Copy out the records word for word, starting at the very first line and ending at the line that contains "CFD: DES 100:1: (0.65, 24.5): DES", with that line included.

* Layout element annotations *
^^^^

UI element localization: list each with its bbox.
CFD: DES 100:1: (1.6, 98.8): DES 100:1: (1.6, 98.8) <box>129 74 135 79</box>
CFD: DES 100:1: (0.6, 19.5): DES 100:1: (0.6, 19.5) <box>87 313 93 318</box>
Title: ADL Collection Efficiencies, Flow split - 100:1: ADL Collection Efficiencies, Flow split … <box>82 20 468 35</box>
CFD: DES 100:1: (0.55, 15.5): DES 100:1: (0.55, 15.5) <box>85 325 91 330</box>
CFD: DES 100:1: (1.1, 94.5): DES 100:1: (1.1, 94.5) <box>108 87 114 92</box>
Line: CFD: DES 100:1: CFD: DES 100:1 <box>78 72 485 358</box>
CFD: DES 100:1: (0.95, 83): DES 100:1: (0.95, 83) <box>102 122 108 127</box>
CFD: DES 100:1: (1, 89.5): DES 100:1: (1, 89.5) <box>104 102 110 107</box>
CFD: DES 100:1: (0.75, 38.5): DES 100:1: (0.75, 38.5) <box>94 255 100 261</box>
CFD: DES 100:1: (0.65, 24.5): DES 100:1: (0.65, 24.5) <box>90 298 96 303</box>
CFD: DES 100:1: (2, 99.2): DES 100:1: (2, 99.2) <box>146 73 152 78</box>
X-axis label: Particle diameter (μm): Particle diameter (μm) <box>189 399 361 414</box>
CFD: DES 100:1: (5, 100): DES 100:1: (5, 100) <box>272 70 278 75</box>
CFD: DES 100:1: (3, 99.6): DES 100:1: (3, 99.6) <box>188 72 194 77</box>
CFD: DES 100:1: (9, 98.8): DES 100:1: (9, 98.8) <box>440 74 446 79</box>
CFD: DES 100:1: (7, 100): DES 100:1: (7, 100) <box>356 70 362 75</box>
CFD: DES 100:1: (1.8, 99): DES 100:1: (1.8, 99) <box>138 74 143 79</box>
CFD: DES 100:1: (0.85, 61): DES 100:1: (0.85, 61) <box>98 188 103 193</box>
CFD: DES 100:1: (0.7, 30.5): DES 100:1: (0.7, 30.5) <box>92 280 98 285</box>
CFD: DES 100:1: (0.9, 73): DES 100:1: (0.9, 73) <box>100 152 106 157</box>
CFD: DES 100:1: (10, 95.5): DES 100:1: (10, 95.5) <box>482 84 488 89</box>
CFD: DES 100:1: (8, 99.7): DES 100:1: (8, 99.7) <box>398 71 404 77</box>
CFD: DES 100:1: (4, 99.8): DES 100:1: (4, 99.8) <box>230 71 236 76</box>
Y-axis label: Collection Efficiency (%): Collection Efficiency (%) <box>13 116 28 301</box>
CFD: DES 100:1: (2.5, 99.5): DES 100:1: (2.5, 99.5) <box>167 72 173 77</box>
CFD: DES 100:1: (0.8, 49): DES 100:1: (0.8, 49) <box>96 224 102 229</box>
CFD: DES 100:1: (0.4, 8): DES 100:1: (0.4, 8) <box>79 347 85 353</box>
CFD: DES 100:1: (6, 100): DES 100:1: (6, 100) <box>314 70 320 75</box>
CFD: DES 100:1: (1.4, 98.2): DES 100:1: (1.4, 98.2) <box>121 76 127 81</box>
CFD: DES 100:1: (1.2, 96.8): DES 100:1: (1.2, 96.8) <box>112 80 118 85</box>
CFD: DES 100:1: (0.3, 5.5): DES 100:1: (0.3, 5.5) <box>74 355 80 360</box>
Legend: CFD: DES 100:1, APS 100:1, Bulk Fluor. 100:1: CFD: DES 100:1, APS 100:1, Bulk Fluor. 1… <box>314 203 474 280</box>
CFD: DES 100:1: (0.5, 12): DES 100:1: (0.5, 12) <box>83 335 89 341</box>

^^^^

* Solution to this exercise *
UI element localization: list each with its bbox.
CFD: DES 100:1: (1.6, 98.8): DES 100:1: (1.6, 98.8) <box>129 74 135 79</box>
CFD: DES 100:1: (0.6, 19.5): DES 100:1: (0.6, 19.5) <box>87 313 93 318</box>
Title: ADL Collection Efficiencies, Flow split - 100:1: ADL Collection Efficiencies, Flow split … <box>82 20 468 35</box>
CFD: DES 100:1: (0.55, 15.5): DES 100:1: (0.55, 15.5) <box>85 325 91 330</box>
CFD: DES 100:1: (1.1, 94.5): DES 100:1: (1.1, 94.5) <box>108 87 114 92</box>
Line: CFD: DES 100:1: CFD: DES 100:1 <box>78 72 485 358</box>
CFD: DES 100:1: (0.95, 83): DES 100:1: (0.95, 83) <box>102 122 108 127</box>
CFD: DES 100:1: (1, 89.5): DES 100:1: (1, 89.5) <box>104 102 110 107</box>
CFD: DES 100:1: (0.75, 38.5): DES 100:1: (0.75, 38.5) <box>94 255 100 261</box>
CFD: DES 100:1: (0.65, 24.5): DES 100:1: (0.65, 24.5) <box>90 298 96 303</box>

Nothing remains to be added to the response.